━━ DATA SECTION ━━
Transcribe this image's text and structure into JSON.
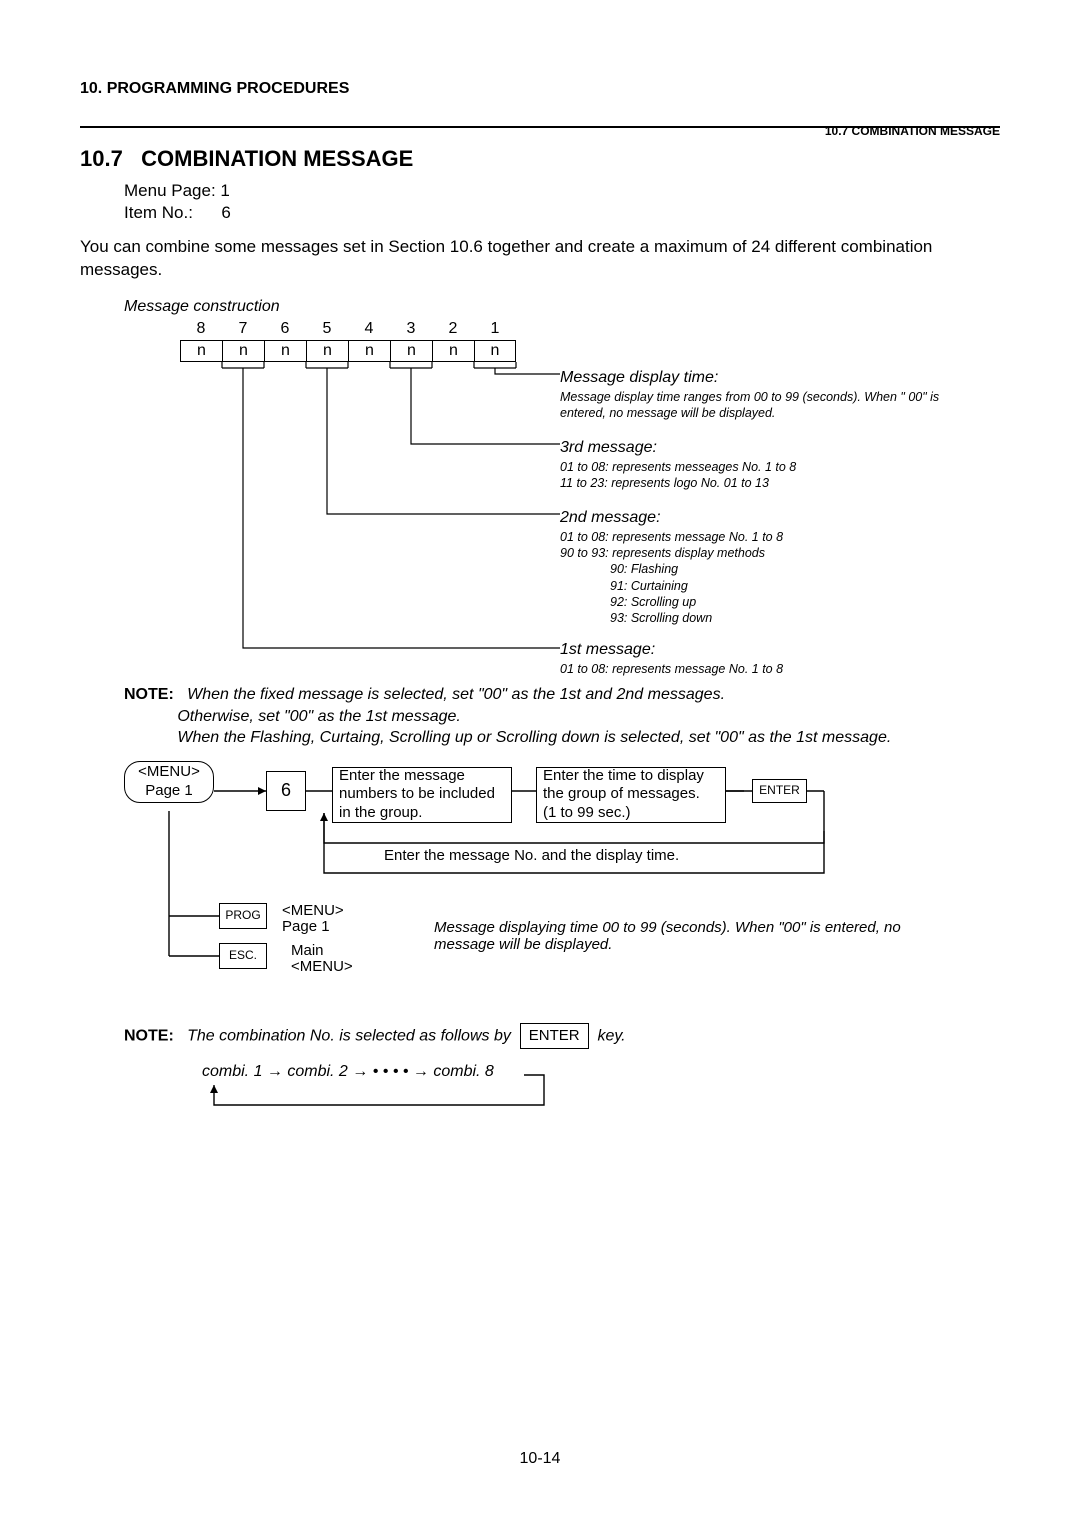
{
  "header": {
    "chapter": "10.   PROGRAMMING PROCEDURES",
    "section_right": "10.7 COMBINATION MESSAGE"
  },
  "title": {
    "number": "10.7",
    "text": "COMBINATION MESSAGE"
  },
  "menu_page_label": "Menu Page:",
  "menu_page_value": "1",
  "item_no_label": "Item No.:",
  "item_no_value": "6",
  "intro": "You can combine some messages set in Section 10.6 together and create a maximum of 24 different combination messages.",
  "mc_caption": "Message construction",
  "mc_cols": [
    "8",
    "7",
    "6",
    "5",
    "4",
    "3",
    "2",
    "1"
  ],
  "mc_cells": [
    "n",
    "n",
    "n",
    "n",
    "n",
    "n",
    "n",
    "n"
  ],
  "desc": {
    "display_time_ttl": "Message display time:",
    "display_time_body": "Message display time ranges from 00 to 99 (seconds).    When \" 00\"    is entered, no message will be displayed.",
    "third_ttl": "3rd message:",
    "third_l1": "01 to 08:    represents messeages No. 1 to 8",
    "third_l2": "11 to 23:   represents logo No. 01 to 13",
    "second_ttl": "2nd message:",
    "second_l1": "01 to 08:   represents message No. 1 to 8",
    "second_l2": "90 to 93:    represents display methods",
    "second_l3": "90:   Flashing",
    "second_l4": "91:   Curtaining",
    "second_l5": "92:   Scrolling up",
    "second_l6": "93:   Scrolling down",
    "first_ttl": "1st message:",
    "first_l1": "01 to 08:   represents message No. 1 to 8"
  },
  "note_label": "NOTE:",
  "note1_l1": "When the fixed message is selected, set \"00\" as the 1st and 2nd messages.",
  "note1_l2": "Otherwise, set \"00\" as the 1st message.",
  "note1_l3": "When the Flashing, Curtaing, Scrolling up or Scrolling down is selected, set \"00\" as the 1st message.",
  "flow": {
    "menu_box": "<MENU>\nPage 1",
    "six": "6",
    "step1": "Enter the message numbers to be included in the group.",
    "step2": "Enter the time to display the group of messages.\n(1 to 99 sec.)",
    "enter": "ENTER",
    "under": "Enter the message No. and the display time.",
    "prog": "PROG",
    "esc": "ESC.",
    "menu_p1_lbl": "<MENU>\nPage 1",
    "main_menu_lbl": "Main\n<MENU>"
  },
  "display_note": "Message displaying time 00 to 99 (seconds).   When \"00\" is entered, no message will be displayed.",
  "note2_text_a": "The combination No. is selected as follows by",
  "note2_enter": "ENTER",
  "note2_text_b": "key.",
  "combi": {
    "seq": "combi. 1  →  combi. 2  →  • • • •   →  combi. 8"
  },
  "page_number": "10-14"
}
━━━
[AIM] Note each line of the entries that has "entered" in it, and copy those lines.

[RESULT FOR THIS EXERCISE]
    "display_time_body": "Message display time ranges from 00 to 99 (seconds).    When \" 00\"    is entered, no message will be displayed.",
  "display_note": "Message displaying time 00 to 99 (seconds).   When \"00\" is entered, no message will be displayed.",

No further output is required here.